[Lines from a data source]
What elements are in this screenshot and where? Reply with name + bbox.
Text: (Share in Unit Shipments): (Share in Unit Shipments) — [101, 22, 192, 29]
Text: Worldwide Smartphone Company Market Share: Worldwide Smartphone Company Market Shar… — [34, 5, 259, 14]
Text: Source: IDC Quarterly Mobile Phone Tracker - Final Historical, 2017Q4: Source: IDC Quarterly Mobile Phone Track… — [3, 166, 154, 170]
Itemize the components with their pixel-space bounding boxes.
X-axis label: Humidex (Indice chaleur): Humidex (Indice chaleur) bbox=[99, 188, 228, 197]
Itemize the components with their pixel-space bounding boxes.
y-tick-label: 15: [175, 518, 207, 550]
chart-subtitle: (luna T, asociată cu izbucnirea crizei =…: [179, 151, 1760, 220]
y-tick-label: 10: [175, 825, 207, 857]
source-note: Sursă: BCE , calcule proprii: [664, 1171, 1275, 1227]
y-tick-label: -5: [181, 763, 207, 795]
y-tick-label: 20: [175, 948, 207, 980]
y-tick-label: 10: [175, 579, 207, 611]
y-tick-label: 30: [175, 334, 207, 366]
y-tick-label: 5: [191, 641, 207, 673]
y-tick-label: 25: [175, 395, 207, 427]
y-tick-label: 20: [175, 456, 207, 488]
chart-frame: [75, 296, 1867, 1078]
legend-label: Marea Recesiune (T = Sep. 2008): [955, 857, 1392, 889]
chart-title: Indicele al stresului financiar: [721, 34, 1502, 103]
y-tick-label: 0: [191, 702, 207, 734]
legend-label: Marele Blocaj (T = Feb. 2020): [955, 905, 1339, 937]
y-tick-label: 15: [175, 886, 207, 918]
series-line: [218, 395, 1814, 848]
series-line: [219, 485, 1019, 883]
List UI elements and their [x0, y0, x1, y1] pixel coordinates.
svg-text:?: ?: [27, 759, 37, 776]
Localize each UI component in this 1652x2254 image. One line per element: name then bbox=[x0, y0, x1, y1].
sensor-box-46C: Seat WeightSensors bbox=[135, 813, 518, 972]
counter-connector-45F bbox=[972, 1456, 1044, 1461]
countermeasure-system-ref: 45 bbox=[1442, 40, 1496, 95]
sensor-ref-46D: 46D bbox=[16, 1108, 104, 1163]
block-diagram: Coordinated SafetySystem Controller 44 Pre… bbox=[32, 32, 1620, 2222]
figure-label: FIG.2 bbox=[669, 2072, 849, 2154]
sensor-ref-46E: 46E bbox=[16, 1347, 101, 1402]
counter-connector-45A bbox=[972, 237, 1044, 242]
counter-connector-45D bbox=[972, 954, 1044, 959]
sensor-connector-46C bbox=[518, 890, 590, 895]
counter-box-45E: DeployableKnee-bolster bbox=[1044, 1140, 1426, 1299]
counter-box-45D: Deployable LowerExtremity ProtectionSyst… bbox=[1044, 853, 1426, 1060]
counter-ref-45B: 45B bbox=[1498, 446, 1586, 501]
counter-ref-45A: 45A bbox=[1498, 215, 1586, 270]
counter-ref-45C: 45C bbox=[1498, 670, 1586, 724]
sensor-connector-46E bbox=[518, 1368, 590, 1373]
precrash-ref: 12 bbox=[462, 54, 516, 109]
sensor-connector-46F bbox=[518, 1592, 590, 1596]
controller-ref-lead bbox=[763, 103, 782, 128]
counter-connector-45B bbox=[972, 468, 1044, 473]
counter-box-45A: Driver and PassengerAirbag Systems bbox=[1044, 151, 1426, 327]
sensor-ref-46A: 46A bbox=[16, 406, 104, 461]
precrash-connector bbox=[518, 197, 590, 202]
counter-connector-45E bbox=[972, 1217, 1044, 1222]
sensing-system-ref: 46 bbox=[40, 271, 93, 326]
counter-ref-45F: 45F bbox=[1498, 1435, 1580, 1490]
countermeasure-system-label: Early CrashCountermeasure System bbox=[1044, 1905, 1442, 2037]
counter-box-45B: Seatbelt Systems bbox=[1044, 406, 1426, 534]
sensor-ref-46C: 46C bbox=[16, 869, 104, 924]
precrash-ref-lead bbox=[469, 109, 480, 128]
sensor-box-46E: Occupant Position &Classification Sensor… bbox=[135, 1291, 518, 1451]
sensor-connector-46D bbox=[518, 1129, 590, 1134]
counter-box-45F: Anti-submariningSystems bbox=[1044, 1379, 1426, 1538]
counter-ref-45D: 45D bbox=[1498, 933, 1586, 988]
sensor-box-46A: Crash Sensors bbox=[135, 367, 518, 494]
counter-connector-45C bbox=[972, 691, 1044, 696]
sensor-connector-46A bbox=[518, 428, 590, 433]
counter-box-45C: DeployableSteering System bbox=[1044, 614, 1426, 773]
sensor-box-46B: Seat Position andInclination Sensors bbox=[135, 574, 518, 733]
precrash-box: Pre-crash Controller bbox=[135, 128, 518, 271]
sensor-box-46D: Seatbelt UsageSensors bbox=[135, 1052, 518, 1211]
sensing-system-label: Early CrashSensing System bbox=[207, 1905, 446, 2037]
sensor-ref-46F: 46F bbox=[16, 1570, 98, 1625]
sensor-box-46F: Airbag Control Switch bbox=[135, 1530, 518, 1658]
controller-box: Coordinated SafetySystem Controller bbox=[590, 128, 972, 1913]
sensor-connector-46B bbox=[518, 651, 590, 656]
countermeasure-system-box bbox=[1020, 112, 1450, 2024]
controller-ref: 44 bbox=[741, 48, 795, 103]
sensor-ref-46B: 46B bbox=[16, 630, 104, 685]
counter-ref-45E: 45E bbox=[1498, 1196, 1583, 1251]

▶ _YOUR INSTRUCTIONS_
Copy the lines above from the first one down through the line containing "Text: Worldwide Smartphone", including both ends.

▶ _THE RESPONSE_
What elements are in this screenshot and where? Reply with name + bbox.
Text: (Share in Unit Shipments): (Share in Unit Shipments) — [101, 22, 192, 29]
Text: Worldwide Smartphone Company Market Share: Worldwide Smartphone Company Market Shar… — [34, 5, 259, 14]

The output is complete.